**Task brief**:
Repeat all entries exactly.

(Records from a collection of figures)
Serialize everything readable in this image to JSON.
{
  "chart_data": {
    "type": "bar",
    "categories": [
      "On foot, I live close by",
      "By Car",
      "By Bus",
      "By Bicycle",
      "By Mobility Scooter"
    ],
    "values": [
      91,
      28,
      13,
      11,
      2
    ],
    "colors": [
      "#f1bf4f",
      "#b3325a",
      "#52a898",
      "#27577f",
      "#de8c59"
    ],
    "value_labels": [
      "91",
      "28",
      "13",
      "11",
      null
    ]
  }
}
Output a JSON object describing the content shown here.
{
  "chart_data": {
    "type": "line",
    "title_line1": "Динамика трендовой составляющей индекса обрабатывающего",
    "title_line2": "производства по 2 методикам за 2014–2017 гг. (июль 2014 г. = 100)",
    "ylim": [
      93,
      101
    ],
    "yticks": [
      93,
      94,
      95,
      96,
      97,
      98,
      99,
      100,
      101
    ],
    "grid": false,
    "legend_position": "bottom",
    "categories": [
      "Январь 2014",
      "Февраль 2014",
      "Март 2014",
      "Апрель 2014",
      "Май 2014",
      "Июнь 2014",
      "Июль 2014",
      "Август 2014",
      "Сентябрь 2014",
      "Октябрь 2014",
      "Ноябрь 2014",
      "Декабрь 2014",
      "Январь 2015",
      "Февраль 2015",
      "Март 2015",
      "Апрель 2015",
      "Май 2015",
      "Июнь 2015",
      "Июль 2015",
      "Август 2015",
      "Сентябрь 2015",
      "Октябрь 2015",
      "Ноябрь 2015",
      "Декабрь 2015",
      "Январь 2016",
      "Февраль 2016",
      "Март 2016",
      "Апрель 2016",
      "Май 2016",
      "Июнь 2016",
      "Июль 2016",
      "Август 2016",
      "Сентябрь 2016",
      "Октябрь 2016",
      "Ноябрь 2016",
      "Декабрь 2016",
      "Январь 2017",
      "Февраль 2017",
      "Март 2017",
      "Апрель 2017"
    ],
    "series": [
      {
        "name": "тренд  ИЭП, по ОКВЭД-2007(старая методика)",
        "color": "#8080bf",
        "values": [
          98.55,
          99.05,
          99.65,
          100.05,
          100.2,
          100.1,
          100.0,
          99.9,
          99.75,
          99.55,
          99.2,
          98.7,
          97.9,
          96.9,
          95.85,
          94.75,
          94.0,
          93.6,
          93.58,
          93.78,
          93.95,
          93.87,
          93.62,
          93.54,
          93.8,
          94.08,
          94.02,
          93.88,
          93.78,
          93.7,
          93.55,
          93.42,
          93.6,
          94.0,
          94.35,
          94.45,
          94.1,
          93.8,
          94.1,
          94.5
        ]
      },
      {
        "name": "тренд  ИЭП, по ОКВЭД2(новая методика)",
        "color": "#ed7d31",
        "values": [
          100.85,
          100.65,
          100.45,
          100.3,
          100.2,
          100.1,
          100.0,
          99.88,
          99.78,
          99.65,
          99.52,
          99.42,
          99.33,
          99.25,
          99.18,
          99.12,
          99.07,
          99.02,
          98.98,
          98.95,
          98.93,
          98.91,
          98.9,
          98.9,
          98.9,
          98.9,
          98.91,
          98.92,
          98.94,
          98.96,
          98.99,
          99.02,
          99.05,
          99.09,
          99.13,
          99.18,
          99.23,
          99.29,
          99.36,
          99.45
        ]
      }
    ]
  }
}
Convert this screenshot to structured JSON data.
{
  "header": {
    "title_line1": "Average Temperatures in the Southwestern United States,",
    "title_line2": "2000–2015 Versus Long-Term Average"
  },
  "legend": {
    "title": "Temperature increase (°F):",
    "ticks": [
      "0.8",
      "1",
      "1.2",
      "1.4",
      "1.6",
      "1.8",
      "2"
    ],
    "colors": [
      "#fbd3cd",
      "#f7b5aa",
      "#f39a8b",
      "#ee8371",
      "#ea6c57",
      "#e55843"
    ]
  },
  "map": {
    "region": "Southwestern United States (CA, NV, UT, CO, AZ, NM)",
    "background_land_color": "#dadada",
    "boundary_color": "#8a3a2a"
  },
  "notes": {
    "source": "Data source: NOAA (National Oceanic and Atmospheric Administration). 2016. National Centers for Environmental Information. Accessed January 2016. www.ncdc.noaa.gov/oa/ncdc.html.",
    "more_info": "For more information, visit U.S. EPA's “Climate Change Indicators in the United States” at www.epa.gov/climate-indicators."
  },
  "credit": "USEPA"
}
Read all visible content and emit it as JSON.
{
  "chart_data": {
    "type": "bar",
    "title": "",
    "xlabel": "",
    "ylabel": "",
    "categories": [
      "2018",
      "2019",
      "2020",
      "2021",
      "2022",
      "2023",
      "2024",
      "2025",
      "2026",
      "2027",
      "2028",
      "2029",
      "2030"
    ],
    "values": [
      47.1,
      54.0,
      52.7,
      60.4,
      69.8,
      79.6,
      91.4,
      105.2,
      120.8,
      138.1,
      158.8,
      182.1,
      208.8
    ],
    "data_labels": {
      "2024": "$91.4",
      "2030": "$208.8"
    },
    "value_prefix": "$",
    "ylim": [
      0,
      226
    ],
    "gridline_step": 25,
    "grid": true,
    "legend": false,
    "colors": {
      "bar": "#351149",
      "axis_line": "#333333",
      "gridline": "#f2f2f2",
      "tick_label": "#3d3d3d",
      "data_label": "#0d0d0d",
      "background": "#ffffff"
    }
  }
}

**Final result**:
Serialize everything readable in this image to JSON.
{
  "chart_data": {
    "type": "bar",
    "categories": [
      "On foot, I live close by",
      "By Car",
      "By Bus",
      "By Bicycle",
      "By Mobility Scooter"
    ],
    "values": [
      91,
      28,
      13,
      11,
      2
    ],
    "colors": [
      "#f1bf4f",
      "#b3325a",
      "#52a898",
      "#27577f",
      "#de8c59"
    ],
    "value_labels": [
      "91",
      "28",
      "13",
      "11",
      null
    ]
  }
}
Output a JSON object describing the content shown here.
{
  "chart_data": {
    "type": "line",
    "title_line1": "Динамика трендовой составляющей индекса обрабатывающего",
    "title_line2": "производства по 2 методикам за 2014–2017 гг. (июль 2014 г. = 100)",
    "ylim": [
      93,
      101
    ],
    "yticks": [
      93,
      94,
      95,
      96,
      97,
      98,
      99,
      100,
      101
    ],
    "grid": false,
    "legend_position": "bottom",
    "categories": [
      "Январь 2014",
      "Февраль 2014",
      "Март 2014",
      "Апрель 2014",
      "Май 2014",
      "Июнь 2014",
      "Июль 2014",
      "Август 2014",
      "Сентябрь 2014",
      "Октябрь 2014",
      "Ноябрь 2014",
      "Декабрь 2014",
      "Январь 2015",
      "Февраль 2015",
      "Март 2015",
      "Апрель 2015",
      "Май 2015",
      "Июнь 2015",
      "Июль 2015",
      "Август 2015",
      "Сентябрь 2015",
      "Октябрь 2015",
      "Ноябрь 2015",
      "Декабрь 2015",
      "Январь 2016",
      "Февраль 2016",
      "Март 2016",
      "Апрель 2016",
      "Май 2016",
      "Июнь 2016",
      "Июль 2016",
      "Август 2016",
      "Сентябрь 2016",
      "Октябрь 2016",
      "Ноябрь 2016",
      "Декабрь 2016",
      "Январь 2017",
      "Февраль 2017",
      "Март 2017",
      "Апрель 2017"
    ],
    "series": [
      {
        "name": "тренд  ИЭП, по ОКВЭД-2007(старая методика)",
        "color": "#8080bf",
        "values": [
          98.55,
          99.05,
          99.65,
          100.05,
          100.2,
          100.1,
          100.0,
          99.9,
          99.75,
          99.55,
          99.2,
          98.7,
          97.9,
          96.9,
          95.85,
          94.75,
          94.0,
          93.6,
          93.58,
          93.78,
          93.95,
          93.87,
          93.62,
          93.54,
          93.8,
          94.08,
          94.02,
          93.88,
          93.78,
          93.7,
          93.55,
          93.42,
          93.6,
          94.0,
          94.35,
          94.45,
          94.1,
          93.8,
          94.1,
          94.5
        ]
      },
      {
        "name": "тренд  ИЭП, по ОКВЭД2(новая методика)",
        "color": "#ed7d31",
        "values": [
          100.85,
          100.65,
          100.45,
          100.3,
          100.2,
          100.1,
          100.0,
          99.88,
          99.78,
          99.65,
          99.52,
          99.42,
          99.33,
          99.25,
          99.18,
          99.12,
          99.07,
          99.02,
          98.98,
          98.95,
          98.93,
          98.91,
          98.9,
          98.9,
          98.9,
          98.9,
          98.91,
          98.92,
          98.94,
          98.96,
          98.99,
          99.02,
          99.05,
          99.09,
          99.13,
          99.18,
          99.23,
          99.29,
          99.36,
          99.45
        ]
      }
    ]
  }
}
Convert this screenshot to structured JSON data.
{
  "header": {
    "title_line1": "Average Temperatures in the Southwestern United States,",
    "title_line2": "2000–2015 Versus Long-Term Average"
  },
  "legend": {
    "title": "Temperature increase (°F):",
    "ticks": [
      "0.8",
      "1",
      "1.2",
      "1.4",
      "1.6",
      "1.8",
      "2"
    ],
    "colors": [
      "#fbd3cd",
      "#f7b5aa",
      "#f39a8b",
      "#ee8371",
      "#ea6c57",
      "#e55843"
    ]
  },
  "map": {
    "region": "Southwestern United States (CA, NV, UT, CO, AZ, NM)",
    "background_land_color": "#dadada",
    "boundary_color": "#8a3a2a"
  },
  "notes": {
    "source": "Data source: NOAA (National Oceanic and Atmospheric Administration). 2016. National Centers for Environmental Information. Accessed January 2016. www.ncdc.noaa.gov/oa/ncdc.html.",
    "more_info": "For more information, visit U.S. EPA's “Climate Change Indicators in the United States” at www.epa.gov/climate-indicators."
  },
  "credit": "USEPA"
}
Read all visible content and emit it as JSON.
{
  "chart_data": {
    "type": "bar",
    "title": "",
    "xlabel": "",
    "ylabel": "",
    "categories": [
      "2018",
      "2019",
      "2020",
      "2021",
      "2022",
      "2023",
      "2024",
      "2025",
      "2026",
      "2027",
      "2028",
      "2029",
      "2030"
    ],
    "values": [
      47.1,
      54.0,
      52.7,
      60.4,
      69.8,
      79.6,
      91.4,
      105.2,
      120.8,
      138.1,
      158.8,
      182.1,
      208.8
    ],
    "data_labels": {
      "2024": "$91.4",
      "2030": "$208.8"
    },
    "value_prefix": "$",
    "ylim": [
      0,
      226
    ],
    "gridline_step": 25,
    "grid": true,
    "legend": false,
    "colors": {
      "bar": "#351149",
      "axis_line": "#333333",
      "gridline": "#f2f2f2",
      "tick_label": "#3d3d3d",
      "data_label": "#0d0d0d",
      "background": "#ffffff"
    }
  }
}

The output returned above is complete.